◆ WRITTEN TASK
Determine how many lines of the entries contain "this". Reply with that number alone.

# # #

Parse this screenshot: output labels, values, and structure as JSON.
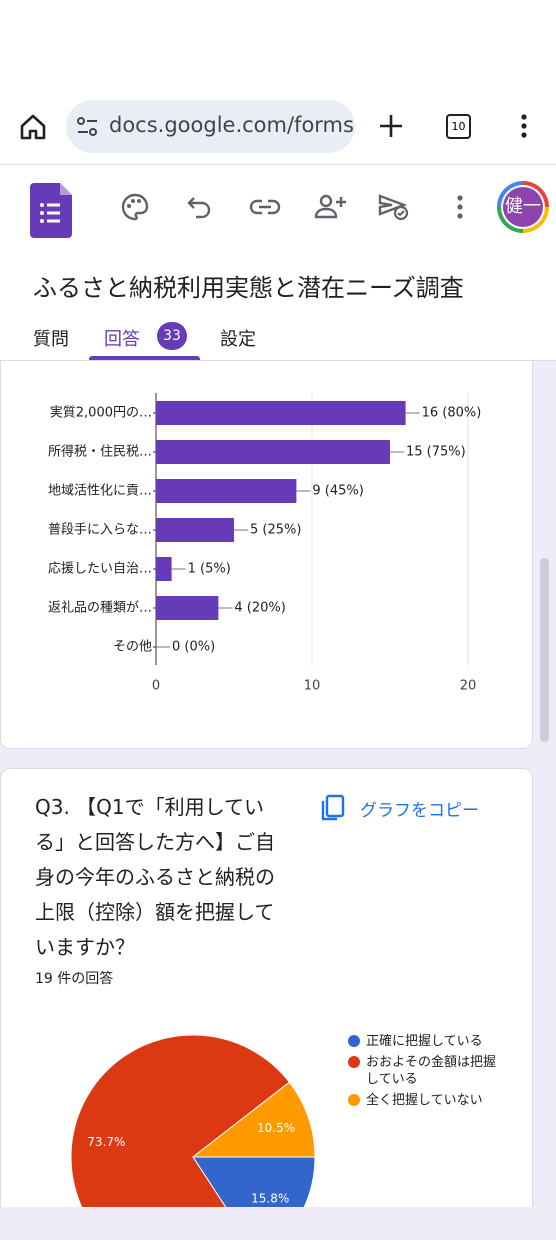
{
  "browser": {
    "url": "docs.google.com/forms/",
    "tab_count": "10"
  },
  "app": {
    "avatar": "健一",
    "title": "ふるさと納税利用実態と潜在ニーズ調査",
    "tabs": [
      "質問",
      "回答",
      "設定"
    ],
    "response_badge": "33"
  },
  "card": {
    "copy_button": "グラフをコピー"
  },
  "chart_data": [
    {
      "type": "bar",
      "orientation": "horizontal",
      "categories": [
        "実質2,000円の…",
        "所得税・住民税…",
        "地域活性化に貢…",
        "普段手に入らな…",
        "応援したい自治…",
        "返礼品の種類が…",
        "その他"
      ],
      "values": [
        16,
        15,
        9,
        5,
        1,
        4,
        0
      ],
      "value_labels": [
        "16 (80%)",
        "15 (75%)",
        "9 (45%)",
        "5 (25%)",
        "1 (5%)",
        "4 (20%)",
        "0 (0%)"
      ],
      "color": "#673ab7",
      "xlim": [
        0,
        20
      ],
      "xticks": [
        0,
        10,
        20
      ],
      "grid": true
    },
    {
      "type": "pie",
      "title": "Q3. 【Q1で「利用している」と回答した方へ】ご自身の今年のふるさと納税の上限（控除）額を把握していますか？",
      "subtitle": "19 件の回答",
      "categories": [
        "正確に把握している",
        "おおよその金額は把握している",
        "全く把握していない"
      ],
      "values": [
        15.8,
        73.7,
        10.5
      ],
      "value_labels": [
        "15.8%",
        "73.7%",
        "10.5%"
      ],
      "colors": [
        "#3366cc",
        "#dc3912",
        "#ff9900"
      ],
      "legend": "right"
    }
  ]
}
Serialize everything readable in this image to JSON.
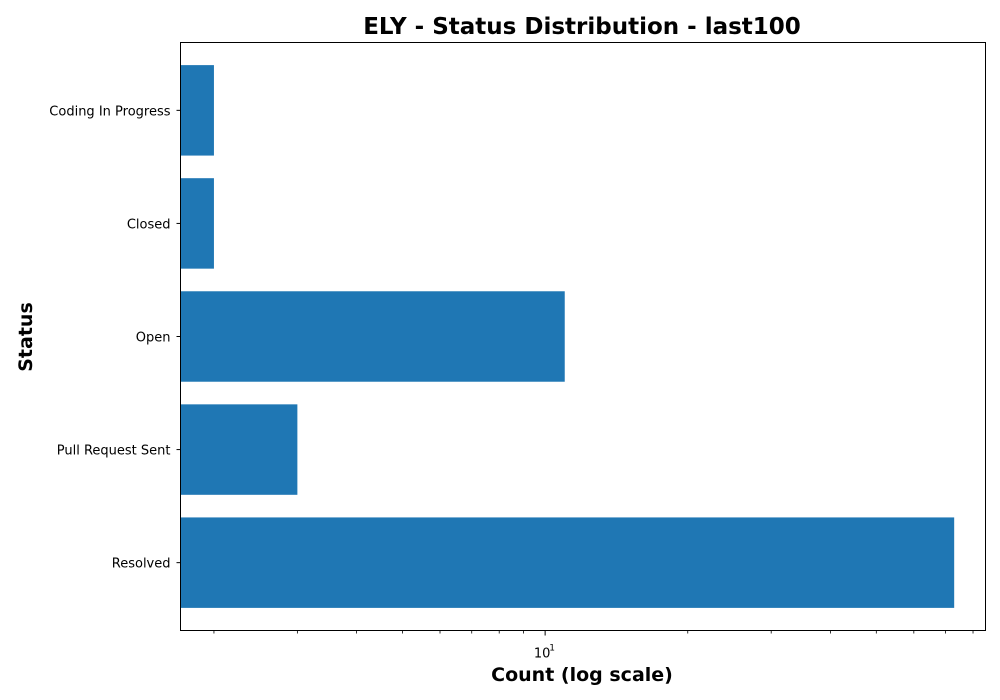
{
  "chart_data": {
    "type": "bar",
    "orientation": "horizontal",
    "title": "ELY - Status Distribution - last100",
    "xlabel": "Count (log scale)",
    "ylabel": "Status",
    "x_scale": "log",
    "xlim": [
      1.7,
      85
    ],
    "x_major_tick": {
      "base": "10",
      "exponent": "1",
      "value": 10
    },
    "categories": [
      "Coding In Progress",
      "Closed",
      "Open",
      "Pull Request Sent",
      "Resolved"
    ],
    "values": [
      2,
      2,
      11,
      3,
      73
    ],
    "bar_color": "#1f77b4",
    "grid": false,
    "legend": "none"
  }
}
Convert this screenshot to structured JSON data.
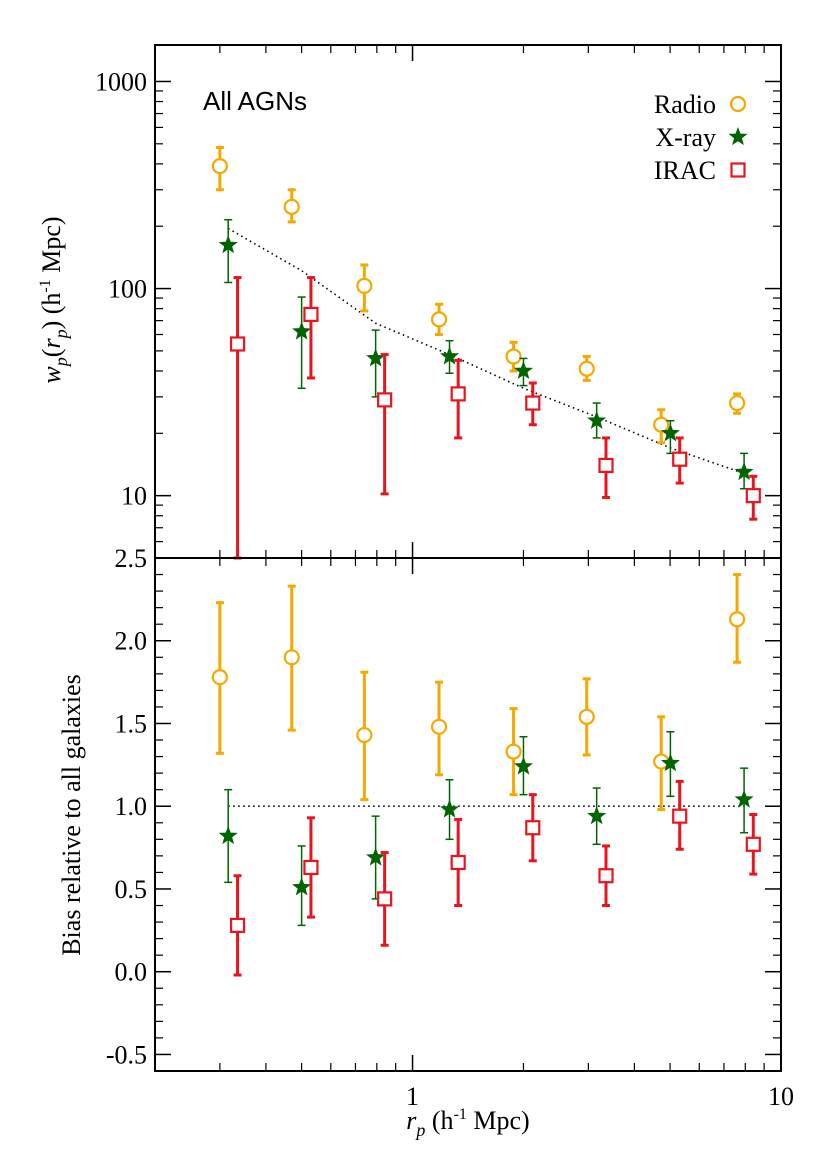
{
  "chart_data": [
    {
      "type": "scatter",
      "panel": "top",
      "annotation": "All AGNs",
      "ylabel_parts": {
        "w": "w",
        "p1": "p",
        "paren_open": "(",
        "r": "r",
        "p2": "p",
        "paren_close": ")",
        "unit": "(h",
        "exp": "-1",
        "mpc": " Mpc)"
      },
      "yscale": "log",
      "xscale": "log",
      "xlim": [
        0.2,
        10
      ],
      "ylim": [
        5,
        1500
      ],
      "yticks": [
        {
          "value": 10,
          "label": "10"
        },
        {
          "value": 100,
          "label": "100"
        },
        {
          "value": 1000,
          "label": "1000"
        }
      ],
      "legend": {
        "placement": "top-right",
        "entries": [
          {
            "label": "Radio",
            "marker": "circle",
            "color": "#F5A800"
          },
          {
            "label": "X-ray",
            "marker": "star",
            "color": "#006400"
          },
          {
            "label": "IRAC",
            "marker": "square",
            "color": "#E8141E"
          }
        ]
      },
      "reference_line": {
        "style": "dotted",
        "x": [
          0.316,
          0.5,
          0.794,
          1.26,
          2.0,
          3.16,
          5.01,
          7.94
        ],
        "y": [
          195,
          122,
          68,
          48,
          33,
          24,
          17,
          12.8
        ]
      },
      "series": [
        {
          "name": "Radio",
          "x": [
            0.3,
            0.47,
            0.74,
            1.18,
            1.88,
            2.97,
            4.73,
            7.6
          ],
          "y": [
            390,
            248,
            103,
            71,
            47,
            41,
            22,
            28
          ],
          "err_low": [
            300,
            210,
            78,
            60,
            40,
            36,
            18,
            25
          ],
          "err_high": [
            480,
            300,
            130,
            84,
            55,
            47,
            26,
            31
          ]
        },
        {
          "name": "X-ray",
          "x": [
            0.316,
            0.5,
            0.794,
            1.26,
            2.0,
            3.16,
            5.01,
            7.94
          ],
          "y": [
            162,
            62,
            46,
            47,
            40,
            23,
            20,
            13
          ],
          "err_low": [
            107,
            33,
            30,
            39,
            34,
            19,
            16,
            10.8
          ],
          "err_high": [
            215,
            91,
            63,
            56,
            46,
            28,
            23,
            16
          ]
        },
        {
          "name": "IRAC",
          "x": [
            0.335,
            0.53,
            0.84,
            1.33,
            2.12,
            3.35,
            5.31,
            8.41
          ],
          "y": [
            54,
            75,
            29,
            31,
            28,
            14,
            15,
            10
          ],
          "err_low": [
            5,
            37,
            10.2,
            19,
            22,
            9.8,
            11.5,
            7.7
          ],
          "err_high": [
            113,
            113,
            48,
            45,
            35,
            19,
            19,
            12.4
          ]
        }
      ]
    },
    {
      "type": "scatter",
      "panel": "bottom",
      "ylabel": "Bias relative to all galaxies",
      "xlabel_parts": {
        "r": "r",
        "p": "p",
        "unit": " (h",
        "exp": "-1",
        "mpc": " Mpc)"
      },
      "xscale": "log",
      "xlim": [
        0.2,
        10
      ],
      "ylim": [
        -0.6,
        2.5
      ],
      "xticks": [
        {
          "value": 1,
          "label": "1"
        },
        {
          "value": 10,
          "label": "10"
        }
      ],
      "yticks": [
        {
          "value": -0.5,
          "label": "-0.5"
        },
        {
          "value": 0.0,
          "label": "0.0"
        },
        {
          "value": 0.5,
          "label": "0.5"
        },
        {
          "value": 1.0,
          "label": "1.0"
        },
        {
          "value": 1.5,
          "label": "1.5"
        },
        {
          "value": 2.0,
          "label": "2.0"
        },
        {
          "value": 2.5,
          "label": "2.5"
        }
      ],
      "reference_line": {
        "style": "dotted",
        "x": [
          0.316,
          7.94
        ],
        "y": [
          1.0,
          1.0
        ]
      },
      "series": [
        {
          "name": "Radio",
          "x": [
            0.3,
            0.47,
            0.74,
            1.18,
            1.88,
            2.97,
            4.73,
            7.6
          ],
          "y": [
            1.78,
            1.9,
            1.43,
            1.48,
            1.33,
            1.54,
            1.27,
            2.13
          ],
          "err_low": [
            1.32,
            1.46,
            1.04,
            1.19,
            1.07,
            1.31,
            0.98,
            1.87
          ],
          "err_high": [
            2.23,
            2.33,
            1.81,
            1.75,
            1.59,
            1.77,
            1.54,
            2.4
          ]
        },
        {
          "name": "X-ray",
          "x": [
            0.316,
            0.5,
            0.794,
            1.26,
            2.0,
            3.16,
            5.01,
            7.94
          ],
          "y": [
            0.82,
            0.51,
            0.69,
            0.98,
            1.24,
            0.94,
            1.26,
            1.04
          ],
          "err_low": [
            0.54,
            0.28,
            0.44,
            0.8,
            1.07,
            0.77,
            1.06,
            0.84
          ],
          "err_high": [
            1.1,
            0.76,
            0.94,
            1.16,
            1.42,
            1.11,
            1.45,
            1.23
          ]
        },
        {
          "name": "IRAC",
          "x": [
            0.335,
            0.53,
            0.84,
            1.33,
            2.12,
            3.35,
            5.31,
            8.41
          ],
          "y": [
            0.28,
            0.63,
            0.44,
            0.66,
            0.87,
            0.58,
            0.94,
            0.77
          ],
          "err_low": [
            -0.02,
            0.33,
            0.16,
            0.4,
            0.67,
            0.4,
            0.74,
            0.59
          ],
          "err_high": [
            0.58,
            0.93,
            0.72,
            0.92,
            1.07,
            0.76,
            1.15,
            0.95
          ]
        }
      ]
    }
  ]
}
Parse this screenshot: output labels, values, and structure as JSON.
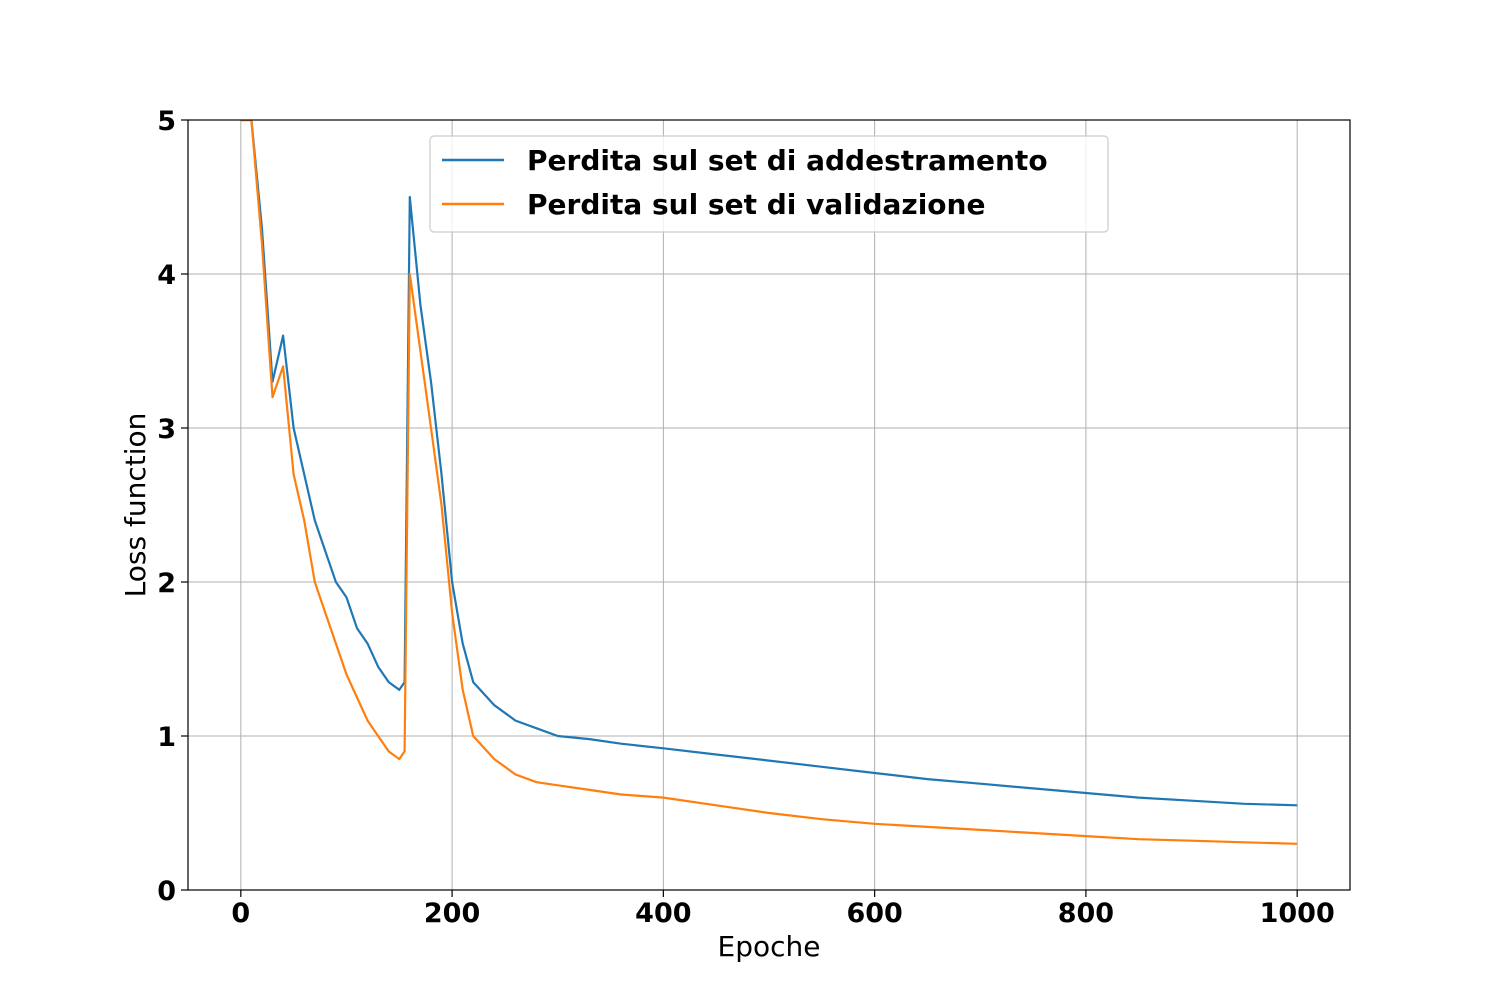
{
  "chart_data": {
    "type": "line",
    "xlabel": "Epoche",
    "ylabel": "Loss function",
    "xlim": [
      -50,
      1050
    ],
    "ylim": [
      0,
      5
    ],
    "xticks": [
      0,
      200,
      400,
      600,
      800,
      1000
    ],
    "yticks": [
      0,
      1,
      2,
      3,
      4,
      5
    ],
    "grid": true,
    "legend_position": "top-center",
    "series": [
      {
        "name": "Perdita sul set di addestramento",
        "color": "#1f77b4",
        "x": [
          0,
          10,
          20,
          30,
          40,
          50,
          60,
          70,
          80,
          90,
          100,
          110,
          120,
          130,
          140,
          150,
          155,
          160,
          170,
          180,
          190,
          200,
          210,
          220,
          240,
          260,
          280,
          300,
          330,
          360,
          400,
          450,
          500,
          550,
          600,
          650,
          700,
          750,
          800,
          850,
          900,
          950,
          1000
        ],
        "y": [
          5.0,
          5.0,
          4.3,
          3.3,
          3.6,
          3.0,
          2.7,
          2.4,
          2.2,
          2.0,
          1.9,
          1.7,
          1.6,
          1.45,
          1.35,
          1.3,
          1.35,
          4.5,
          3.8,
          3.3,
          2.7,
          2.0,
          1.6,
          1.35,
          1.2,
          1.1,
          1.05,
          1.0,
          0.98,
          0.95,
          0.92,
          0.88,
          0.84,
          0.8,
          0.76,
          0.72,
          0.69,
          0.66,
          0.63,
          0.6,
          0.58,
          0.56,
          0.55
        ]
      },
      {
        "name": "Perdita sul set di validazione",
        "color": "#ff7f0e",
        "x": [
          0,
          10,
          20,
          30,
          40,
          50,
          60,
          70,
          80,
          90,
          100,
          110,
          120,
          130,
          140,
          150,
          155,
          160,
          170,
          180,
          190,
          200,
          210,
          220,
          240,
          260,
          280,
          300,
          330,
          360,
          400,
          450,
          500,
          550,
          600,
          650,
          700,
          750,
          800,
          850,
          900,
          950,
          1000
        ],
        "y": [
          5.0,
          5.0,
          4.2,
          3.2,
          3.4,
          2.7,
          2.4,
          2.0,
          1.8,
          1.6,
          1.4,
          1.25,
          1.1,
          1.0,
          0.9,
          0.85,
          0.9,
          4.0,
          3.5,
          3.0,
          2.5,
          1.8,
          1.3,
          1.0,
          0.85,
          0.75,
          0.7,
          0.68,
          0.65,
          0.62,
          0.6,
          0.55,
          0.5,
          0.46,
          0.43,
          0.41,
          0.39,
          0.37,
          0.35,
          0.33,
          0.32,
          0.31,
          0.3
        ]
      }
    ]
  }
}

# # #

◆ WRITTEN REPLY
4